[Data records]
******
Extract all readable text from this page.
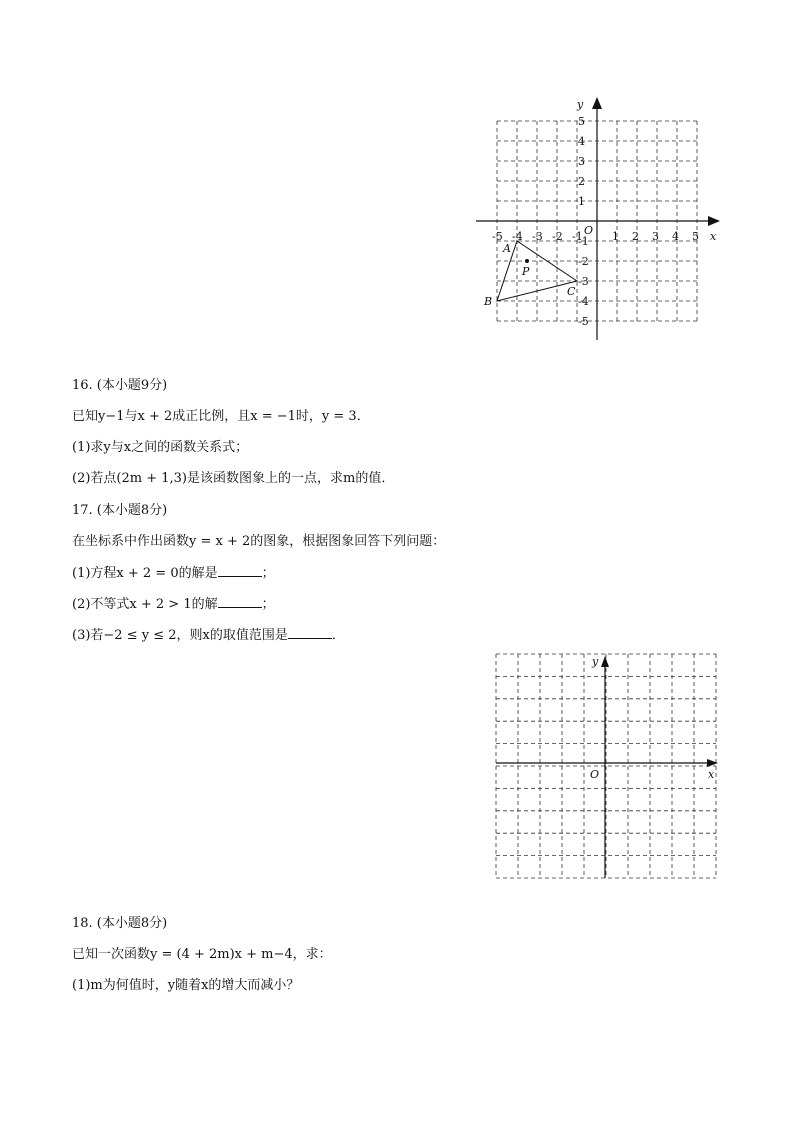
x
y
O
-5 -4 -3 -2 -1	1 2 3 4 5
5
4
3
2
1
-1
-2
-3
-4
-5
A
B
C
P
16. (本小题9分)
已知y−1与x + 2成正比例，且x = −1时，y = 3．
(1)求y与x之间的函数关系式；
(2)若点(2m + 1,3)是该函数图象上的一点，求m的值．
17. (本小题8分)
在坐标系中作出函数y = x + 2的图象，根据图象回答下列问题：
(1)方程x + 2 = 0的解是	；
(2)不等式x + 2 > 1的解	；
(3)若−2 ≤ y ≤ 2，则x的取值范围是	．
x
y
O
18. (本小题8分)
已知一次函数y = (4 + 2m)x + m−4，求：
(1)m为何值时，y随着x的增大而减小？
******
Objective:
Every entry must be reproduced exactly, with the images left out.

Solved exercise:
Extract all readable text from this page.
x
y
O
-5 -4 -3 -2 -1	1 2 3 4 5
5
4
3
2
1
-1
-2
-3
-4
-5
A
B
C
P
16. (本小题9分)
已知y−1与x + 2成正比例，且x = −1时，y = 3．
(1)求y与x之间的函数关系式；
(2)若点(2m + 1,3)是该函数图象上的一点，求m的值．
17. (本小题8分)
在坐标系中作出函数y = x + 2的图象，根据图象回答下列问题：
(1)方程x + 2 = 0的解是	；
(2)不等式x + 2 > 1的解	；
(3)若−2 ≤ y ≤ 2，则x的取值范围是	．
x
y
O
18. (本小题8分)
已知一次函数y = (4 + 2m)x + m−4，求：
(1)m为何值时，y随着x的增大而减小？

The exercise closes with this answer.